* _Goal of the exercise_: Return each line of the listing that contains the string "value".
****************
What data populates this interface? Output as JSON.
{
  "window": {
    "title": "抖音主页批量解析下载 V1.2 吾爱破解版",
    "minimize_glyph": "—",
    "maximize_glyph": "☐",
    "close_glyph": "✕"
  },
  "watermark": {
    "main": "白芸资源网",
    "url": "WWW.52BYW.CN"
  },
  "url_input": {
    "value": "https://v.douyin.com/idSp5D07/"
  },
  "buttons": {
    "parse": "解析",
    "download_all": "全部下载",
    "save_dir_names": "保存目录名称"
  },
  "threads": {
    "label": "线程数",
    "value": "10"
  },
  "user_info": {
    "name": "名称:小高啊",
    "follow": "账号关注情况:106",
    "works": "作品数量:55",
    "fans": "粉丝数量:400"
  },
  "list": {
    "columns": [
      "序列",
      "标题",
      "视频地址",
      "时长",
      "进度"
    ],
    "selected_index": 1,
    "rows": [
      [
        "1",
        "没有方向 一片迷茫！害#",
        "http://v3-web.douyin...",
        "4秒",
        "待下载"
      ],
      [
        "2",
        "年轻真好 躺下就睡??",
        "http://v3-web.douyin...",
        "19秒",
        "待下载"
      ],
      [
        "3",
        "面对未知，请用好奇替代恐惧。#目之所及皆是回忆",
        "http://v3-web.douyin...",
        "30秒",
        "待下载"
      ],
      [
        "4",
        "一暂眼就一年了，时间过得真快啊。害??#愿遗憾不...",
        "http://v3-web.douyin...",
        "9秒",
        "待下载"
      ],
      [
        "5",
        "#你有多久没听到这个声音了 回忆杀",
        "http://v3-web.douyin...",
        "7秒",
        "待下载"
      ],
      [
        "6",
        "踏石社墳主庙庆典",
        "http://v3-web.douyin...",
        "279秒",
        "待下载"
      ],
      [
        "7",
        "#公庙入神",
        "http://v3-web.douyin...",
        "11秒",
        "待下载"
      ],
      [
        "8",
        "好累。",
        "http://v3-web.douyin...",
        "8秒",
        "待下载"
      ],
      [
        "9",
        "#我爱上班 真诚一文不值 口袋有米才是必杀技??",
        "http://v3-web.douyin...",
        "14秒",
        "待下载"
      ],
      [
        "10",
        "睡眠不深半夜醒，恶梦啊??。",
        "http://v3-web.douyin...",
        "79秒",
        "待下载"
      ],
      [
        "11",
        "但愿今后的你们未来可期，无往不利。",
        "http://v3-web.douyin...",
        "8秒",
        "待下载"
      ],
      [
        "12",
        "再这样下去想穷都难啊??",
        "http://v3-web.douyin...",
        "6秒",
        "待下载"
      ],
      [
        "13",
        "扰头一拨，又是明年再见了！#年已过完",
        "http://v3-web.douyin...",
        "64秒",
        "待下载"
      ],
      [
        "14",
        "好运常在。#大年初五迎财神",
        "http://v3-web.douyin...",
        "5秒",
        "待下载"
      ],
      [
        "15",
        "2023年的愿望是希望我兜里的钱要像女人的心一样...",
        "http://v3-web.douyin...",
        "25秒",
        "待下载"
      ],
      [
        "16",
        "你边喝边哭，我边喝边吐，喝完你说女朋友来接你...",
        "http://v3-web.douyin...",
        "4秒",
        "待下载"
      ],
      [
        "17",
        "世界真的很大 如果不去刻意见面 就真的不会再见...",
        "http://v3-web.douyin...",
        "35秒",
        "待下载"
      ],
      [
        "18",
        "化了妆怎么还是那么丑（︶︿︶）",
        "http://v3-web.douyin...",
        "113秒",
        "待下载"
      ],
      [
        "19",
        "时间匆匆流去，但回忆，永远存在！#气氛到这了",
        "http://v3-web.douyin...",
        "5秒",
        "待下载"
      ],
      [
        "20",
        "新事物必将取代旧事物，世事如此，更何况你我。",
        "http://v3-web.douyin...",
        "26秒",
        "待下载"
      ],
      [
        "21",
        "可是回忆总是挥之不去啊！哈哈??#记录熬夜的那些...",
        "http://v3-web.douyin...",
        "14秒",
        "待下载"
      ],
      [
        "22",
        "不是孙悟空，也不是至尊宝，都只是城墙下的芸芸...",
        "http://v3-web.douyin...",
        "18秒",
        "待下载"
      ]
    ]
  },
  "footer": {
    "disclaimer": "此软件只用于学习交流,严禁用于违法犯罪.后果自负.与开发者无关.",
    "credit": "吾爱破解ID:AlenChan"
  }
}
****************
* _Answer for this exercise_:
    "value": "https://v.douyin.com/idSp5D07/"
    "value": "10"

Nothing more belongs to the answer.